◆ The problem
Skip every picture and transcribe the remaining material exactly.
——
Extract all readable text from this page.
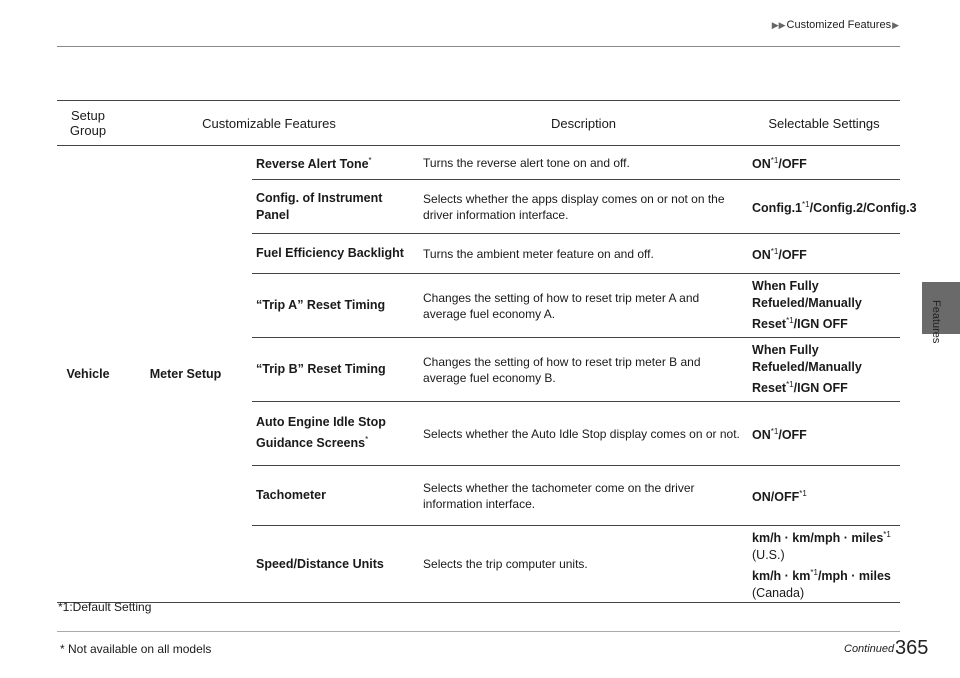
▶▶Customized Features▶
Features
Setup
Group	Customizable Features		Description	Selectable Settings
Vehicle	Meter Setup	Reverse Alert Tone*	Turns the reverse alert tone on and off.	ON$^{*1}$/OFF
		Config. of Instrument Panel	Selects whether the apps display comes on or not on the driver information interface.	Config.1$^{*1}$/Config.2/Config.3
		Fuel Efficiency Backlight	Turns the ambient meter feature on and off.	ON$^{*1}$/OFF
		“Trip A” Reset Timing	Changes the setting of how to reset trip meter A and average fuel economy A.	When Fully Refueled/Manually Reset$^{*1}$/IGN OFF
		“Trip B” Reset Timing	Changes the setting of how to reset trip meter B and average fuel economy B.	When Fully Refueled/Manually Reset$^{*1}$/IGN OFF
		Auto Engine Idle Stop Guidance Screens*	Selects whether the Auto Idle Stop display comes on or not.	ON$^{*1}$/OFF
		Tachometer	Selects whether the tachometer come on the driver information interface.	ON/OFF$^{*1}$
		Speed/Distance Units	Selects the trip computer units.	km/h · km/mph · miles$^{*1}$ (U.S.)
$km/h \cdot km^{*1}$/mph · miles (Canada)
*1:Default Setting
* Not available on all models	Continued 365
——
◆ Exercise answer
Extract all readable text from this page.
▶▶Customized Features▶
Features
Setup
Group	Customizable Features		Description	Selectable Settings
Vehicle	Meter Setup	Reverse Alert Tone*	Turns the reverse alert tone on and off.	ON$^{*1}$/OFF
		Config. of Instrument Panel	Selects whether the apps display comes on or not on the driver information interface.	Config.1$^{*1}$/Config.2/Config.3
		Fuel Efficiency Backlight	Turns the ambient meter feature on and off.	ON$^{*1}$/OFF
		“Trip A” Reset Timing	Changes the setting of how to reset trip meter A and average fuel economy A.	When Fully Refueled/Manually Reset$^{*1}$/IGN OFF
		“Trip B” Reset Timing	Changes the setting of how to reset trip meter B and average fuel economy B.	When Fully Refueled/Manually Reset$^{*1}$/IGN OFF
		Auto Engine Idle Stop Guidance Screens*	Selects whether the Auto Idle Stop display comes on or not.	ON$^{*1}$/OFF
		Tachometer	Selects whether the tachometer come on the driver information interface.	ON/OFF$^{*1}$
		Speed/Distance Units	Selects the trip computer units.	km/h · km/mph · miles$^{*1}$ (U.S.)
$km/h \cdot km^{*1}$/mph · miles (Canada)
*1:Default Setting
* Not available on all models	Continued 365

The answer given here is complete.